**Direction**
Print every line of the listing exactly, please.

**Dataset excerpts**

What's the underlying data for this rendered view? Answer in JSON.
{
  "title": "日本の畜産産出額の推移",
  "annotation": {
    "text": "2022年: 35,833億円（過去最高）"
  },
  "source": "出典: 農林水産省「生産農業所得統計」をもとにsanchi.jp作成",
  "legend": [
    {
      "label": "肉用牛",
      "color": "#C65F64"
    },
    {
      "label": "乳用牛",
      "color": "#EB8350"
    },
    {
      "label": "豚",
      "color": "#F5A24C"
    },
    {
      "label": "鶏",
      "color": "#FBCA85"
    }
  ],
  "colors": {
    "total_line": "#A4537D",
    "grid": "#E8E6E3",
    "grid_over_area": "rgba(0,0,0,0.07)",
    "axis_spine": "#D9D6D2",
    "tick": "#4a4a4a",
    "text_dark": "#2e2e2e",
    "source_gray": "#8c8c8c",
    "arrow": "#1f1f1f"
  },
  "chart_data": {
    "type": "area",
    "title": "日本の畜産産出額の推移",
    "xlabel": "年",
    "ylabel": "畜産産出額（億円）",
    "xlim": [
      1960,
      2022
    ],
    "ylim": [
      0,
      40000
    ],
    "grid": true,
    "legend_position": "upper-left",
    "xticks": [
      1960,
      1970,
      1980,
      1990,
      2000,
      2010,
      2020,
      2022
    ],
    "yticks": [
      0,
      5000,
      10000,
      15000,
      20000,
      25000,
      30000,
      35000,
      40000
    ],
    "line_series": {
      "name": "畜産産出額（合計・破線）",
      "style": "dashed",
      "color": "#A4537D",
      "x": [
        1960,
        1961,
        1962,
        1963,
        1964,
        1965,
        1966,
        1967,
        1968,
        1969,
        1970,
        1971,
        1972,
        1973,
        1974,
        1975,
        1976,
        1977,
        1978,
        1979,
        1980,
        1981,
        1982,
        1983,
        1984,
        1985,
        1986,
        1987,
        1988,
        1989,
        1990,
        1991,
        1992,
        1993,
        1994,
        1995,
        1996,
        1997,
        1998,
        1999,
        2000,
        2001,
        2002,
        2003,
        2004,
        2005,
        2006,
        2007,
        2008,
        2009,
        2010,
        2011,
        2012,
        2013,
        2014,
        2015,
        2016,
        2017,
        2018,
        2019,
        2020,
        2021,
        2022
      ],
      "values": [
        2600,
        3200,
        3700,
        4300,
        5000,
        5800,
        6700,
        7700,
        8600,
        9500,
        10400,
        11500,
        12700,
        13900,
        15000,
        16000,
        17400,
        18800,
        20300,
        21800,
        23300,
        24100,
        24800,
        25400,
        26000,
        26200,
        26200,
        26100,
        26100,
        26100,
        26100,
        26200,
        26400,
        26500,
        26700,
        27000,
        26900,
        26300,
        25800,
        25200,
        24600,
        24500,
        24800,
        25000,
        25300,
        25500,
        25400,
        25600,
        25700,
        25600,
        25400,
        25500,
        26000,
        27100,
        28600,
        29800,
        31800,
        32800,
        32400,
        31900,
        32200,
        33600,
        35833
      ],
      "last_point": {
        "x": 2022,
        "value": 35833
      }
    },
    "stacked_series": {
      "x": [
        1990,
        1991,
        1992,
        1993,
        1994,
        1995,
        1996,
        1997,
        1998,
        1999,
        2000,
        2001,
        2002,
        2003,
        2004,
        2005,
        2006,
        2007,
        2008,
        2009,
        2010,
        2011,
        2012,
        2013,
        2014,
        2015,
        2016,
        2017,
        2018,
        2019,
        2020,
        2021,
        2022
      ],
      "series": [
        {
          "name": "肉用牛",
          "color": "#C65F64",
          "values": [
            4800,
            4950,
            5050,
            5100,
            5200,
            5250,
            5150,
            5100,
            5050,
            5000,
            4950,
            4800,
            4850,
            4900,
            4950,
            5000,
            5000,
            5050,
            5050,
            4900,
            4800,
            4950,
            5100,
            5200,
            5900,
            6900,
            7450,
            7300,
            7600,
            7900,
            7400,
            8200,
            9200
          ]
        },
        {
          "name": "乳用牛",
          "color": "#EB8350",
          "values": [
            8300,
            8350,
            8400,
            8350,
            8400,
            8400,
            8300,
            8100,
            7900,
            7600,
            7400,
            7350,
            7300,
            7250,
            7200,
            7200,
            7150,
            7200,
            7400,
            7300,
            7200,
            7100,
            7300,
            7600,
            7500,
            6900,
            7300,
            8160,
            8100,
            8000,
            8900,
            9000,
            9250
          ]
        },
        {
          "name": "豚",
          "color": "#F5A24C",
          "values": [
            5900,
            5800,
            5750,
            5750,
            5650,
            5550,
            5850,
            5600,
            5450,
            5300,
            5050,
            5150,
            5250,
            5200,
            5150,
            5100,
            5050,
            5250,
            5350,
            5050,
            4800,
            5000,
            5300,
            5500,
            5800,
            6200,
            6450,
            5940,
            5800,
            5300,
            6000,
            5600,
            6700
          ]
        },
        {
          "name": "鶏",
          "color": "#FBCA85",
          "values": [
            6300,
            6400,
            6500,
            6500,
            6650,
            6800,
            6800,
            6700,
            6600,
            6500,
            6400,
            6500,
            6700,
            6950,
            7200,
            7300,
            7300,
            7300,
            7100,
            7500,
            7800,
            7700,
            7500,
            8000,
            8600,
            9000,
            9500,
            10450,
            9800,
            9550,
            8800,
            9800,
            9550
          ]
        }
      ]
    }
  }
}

**Reply to the task**
What's the underlying data for this rendered view? Answer in JSON.
{
  "title": "日本の畜産産出額の推移",
  "annotation": {
    "text": "2022年: 35,833億円（過去最高）"
  },
  "source": "出典: 農林水産省「生産農業所得統計」をもとにsanchi.jp作成",
  "legend": [
    {
      "label": "肉用牛",
      "color": "#C65F64"
    },
    {
      "label": "乳用牛",
      "color": "#EB8350"
    },
    {
      "label": "豚",
      "color": "#F5A24C"
    },
    {
      "label": "鶏",
      "color": "#FBCA85"
    }
  ],
  "colors": {
    "total_line": "#A4537D",
    "grid": "#E8E6E3",
    "grid_over_area": "rgba(0,0,0,0.07)",
    "axis_spine": "#D9D6D2",
    "tick": "#4a4a4a",
    "text_dark": "#2e2e2e",
    "source_gray": "#8c8c8c",
    "arrow": "#1f1f1f"
  },
  "chart_data": {
    "type": "area",
    "title": "日本の畜産産出額の推移",
    "xlabel": "年",
    "ylabel": "畜産産出額（億円）",
    "xlim": [
      1960,
      2022
    ],
    "ylim": [
      0,
      40000
    ],
    "grid": true,
    "legend_position": "upper-left",
    "xticks": [
      1960,
      1970,
      1980,
      1990,
      2000,
      2010,
      2020,
      2022
    ],
    "yticks": [
      0,
      5000,
      10000,
      15000,
      20000,
      25000,
      30000,
      35000,
      40000
    ],
    "line_series": {
      "name": "畜産産出額（合計・破線）",
      "style": "dashed",
      "color": "#A4537D",
      "x": [
        1960,
        1961,
        1962,
        1963,
        1964,
        1965,
        1966,
        1967,
        1968,
        1969,
        1970,
        1971,
        1972,
        1973,
        1974,
        1975,
        1976,
        1977,
        1978,
        1979,
        1980,
        1981,
        1982,
        1983,
        1984,
        1985,
        1986,
        1987,
        1988,
        1989,
        1990,
        1991,
        1992,
        1993,
        1994,
        1995,
        1996,
        1997,
        1998,
        1999,
        2000,
        2001,
        2002,
        2003,
        2004,
        2005,
        2006,
        2007,
        2008,
        2009,
        2010,
        2011,
        2012,
        2013,
        2014,
        2015,
        2016,
        2017,
        2018,
        2019,
        2020,
        2021,
        2022
      ],
      "values": [
        2600,
        3200,
        3700,
        4300,
        5000,
        5800,
        6700,
        7700,
        8600,
        9500,
        10400,
        11500,
        12700,
        13900,
        15000,
        16000,
        17400,
        18800,
        20300,
        21800,
        23300,
        24100,
        24800,
        25400,
        26000,
        26200,
        26200,
        26100,
        26100,
        26100,
        26100,
        26200,
        26400,
        26500,
        26700,
        27000,
        26900,
        26300,
        25800,
        25200,
        24600,
        24500,
        24800,
        25000,
        25300,
        25500,
        25400,
        25600,
        25700,
        25600,
        25400,
        25500,
        26000,
        27100,
        28600,
        29800,
        31800,
        32800,
        32400,
        31900,
        32200,
        33600,
        35833
      ],
      "last_point": {
        "x": 2022,
        "value": 35833
      }
    },
    "stacked_series": {
      "x": [
        1990,
        1991,
        1992,
        1993,
        1994,
        1995,
        1996,
        1997,
        1998,
        1999,
        2000,
        2001,
        2002,
        2003,
        2004,
        2005,
        2006,
        2007,
        2008,
        2009,
        2010,
        2011,
        2012,
        2013,
        2014,
        2015,
        2016,
        2017,
        2018,
        2019,
        2020,
        2021,
        2022
      ],
      "series": [
        {
          "name": "肉用牛",
          "color": "#C65F64",
          "values": [
            4800,
            4950,
            5050,
            5100,
            5200,
            5250,
            5150,
            5100,
            5050,
            5000,
            4950,
            4800,
            4850,
            4900,
            4950,
            5000,
            5000,
            5050,
            5050,
            4900,
            4800,
            4950,
            5100,
            5200,
            5900,
            6900,
            7450,
            7300,
            7600,
            7900,
            7400,
            8200,
            9200
          ]
        },
        {
          "name": "乳用牛",
          "color": "#EB8350",
          "values": [
            8300,
            8350,
            8400,
            8350,
            8400,
            8400,
            8300,
            8100,
            7900,
            7600,
            7400,
            7350,
            7300,
            7250,
            7200,
            7200,
            7150,
            7200,
            7400,
            7300,
            7200,
            7100,
            7300,
            7600,
            7500,
            6900,
            7300,
            8160,
            8100,
            8000,
            8900,
            9000,
            9250
          ]
        },
        {
          "name": "豚",
          "color": "#F5A24C",
          "values": [
            5900,
            5800,
            5750,
            5750,
            5650,
            5550,
            5850,
            5600,
            5450,
            5300,
            5050,
            5150,
            5250,
            5200,
            5150,
            5100,
            5050,
            5250,
            5350,
            5050,
            4800,
            5000,
            5300,
            5500,
            5800,
            6200,
            6450,
            5940,
            5800,
            5300,
            6000,
            5600,
            6700
          ]
        },
        {
          "name": "鶏",
          "color": "#FBCA85",
          "values": [
            6300,
            6400,
            6500,
            6500,
            6650,
            6800,
            6800,
            6700,
            6600,
            6500,
            6400,
            6500,
            6700,
            6950,
            7200,
            7300,
            7300,
            7300,
            7100,
            7500,
            7800,
            7700,
            7500,
            8000,
            8600,
            9000,
            9500,
            10450,
            9800,
            9550,
            8800,
            9800,
            9550
          ]
        }
      ]
    }
  }
}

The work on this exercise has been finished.